_Items from a dataset_.
★ ★ ★

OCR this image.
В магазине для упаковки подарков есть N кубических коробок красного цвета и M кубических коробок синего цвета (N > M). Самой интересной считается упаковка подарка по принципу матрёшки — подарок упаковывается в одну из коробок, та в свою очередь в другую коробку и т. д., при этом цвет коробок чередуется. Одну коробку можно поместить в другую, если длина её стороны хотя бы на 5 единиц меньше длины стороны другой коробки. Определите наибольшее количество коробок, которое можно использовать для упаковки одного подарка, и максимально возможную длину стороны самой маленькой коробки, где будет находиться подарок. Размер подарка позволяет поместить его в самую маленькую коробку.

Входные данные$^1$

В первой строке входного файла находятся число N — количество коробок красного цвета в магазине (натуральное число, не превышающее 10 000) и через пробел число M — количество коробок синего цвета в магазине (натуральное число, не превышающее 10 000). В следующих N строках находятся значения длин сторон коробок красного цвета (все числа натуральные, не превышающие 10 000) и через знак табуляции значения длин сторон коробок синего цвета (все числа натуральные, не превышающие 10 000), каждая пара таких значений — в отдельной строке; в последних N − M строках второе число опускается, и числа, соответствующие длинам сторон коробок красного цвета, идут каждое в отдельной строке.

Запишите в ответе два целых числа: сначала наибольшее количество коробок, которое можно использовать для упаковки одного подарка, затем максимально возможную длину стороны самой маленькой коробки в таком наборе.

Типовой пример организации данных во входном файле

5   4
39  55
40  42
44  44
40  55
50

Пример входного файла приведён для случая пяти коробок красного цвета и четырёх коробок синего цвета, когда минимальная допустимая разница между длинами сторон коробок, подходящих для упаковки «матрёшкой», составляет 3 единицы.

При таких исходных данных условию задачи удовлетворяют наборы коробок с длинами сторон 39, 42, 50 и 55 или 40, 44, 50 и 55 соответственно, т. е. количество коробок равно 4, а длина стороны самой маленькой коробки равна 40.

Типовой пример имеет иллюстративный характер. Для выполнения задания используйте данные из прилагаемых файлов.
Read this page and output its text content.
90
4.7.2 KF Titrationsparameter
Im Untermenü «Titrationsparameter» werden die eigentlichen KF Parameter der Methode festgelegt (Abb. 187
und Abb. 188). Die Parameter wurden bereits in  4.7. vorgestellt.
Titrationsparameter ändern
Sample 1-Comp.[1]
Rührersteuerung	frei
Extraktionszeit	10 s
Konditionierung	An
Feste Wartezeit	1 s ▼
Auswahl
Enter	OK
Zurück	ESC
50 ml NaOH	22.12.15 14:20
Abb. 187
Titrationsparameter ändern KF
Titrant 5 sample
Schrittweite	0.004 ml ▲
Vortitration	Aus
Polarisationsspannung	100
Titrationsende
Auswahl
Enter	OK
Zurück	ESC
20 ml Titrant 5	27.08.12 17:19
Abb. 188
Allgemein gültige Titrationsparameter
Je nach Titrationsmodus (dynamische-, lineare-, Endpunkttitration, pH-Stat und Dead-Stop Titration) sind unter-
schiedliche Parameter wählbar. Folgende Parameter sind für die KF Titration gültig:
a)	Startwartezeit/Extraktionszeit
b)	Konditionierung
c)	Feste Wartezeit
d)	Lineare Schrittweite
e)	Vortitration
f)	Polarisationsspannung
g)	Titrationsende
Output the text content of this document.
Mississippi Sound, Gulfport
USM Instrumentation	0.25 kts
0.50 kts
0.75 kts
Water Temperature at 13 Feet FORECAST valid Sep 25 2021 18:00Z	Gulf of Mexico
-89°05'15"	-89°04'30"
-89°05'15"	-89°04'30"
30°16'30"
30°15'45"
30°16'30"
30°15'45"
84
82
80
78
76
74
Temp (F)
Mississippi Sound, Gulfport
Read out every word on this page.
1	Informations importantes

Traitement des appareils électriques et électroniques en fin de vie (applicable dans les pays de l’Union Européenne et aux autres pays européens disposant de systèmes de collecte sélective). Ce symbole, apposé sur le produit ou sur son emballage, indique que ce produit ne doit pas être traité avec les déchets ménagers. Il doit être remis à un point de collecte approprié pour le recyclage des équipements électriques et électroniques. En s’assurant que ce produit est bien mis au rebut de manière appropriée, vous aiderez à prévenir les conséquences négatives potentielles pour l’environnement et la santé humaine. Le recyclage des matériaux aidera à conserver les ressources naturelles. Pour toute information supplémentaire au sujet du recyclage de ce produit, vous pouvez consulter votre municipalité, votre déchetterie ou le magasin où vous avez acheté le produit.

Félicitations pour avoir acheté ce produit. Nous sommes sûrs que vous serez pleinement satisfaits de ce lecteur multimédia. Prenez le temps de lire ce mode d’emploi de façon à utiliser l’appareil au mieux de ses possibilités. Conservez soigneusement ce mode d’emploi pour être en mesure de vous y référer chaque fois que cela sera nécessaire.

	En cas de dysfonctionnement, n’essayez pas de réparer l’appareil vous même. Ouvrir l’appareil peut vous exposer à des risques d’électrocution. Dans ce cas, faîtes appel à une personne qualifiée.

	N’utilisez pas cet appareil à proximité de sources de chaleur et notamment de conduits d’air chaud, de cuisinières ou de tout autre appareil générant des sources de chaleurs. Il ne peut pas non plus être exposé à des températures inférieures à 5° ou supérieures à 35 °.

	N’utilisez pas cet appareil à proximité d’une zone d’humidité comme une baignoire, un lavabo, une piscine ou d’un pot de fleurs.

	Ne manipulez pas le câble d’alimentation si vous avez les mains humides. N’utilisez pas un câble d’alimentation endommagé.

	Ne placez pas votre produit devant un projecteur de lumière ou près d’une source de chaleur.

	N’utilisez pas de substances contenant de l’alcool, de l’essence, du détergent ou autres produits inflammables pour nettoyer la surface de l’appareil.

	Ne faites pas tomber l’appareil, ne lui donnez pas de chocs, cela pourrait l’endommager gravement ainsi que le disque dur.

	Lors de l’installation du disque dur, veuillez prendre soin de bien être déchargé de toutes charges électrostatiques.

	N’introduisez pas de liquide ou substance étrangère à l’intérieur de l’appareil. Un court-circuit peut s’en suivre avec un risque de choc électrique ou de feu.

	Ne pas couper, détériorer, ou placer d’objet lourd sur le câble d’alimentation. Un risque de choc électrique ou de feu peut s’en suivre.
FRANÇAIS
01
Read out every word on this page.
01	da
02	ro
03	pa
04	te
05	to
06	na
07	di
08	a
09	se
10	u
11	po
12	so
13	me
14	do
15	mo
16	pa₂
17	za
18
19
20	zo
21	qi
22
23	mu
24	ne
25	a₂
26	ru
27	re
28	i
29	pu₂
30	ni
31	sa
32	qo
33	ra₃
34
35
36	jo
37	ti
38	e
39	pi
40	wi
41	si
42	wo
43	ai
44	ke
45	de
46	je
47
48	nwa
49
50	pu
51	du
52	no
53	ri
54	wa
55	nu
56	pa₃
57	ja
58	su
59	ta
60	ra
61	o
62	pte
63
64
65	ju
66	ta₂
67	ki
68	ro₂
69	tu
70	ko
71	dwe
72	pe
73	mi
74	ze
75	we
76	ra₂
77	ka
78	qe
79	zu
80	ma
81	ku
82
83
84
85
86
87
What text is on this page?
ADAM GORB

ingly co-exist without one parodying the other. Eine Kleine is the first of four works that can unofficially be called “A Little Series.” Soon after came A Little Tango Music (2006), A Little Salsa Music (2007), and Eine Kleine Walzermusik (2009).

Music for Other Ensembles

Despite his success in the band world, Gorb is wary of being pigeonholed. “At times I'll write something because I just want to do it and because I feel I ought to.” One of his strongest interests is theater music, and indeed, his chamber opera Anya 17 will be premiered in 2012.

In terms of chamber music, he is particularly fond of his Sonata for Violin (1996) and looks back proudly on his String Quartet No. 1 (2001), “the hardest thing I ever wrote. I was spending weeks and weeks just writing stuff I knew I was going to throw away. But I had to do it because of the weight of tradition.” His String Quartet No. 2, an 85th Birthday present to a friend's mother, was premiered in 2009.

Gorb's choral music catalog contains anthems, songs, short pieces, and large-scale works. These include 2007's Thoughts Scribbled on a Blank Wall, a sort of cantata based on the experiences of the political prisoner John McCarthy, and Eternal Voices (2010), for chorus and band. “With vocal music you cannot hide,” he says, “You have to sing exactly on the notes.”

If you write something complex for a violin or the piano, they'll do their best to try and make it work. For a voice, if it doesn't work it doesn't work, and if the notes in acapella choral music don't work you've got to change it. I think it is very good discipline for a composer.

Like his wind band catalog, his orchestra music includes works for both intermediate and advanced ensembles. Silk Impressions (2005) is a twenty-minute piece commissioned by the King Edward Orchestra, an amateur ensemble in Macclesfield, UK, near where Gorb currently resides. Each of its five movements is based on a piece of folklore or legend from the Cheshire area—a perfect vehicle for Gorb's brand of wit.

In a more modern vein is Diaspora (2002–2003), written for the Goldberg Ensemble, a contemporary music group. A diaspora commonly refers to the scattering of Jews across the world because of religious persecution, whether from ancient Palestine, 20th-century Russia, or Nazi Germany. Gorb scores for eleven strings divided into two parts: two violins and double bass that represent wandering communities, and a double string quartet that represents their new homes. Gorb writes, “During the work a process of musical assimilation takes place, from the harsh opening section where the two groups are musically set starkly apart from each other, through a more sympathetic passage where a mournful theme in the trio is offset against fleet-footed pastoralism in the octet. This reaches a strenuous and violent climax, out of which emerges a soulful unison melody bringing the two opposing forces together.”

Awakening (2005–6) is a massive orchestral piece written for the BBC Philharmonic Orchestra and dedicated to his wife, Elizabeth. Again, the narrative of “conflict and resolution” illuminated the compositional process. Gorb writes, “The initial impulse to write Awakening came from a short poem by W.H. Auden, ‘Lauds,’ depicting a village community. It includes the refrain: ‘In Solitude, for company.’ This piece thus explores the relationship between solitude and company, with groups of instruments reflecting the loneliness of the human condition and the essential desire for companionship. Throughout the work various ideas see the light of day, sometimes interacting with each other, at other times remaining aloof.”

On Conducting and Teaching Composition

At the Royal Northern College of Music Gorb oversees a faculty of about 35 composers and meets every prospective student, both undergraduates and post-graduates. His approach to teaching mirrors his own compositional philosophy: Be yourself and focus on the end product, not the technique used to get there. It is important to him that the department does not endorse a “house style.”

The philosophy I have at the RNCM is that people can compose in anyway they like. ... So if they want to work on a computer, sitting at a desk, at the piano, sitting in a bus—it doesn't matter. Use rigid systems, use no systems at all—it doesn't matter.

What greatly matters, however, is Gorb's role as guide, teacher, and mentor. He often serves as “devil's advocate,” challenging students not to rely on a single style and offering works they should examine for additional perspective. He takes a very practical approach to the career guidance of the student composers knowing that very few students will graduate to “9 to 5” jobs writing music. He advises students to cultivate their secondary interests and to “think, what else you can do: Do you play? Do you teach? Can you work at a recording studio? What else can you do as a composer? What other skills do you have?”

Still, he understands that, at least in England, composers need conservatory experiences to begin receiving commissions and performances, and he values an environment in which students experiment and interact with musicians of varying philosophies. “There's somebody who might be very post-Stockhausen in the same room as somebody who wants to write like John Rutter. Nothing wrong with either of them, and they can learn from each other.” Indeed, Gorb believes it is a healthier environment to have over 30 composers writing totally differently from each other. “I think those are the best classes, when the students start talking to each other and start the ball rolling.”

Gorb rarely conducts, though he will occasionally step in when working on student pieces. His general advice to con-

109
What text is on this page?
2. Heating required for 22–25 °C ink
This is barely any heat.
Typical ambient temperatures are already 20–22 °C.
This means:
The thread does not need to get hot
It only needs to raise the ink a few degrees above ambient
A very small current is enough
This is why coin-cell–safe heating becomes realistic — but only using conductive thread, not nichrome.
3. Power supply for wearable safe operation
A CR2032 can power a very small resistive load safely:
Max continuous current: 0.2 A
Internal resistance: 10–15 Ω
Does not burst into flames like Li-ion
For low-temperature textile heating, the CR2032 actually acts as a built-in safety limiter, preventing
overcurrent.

★ ★ ★

Work out how many lines of the data hold the string "ambient". Reply with that number alone.

_Finished task_. 2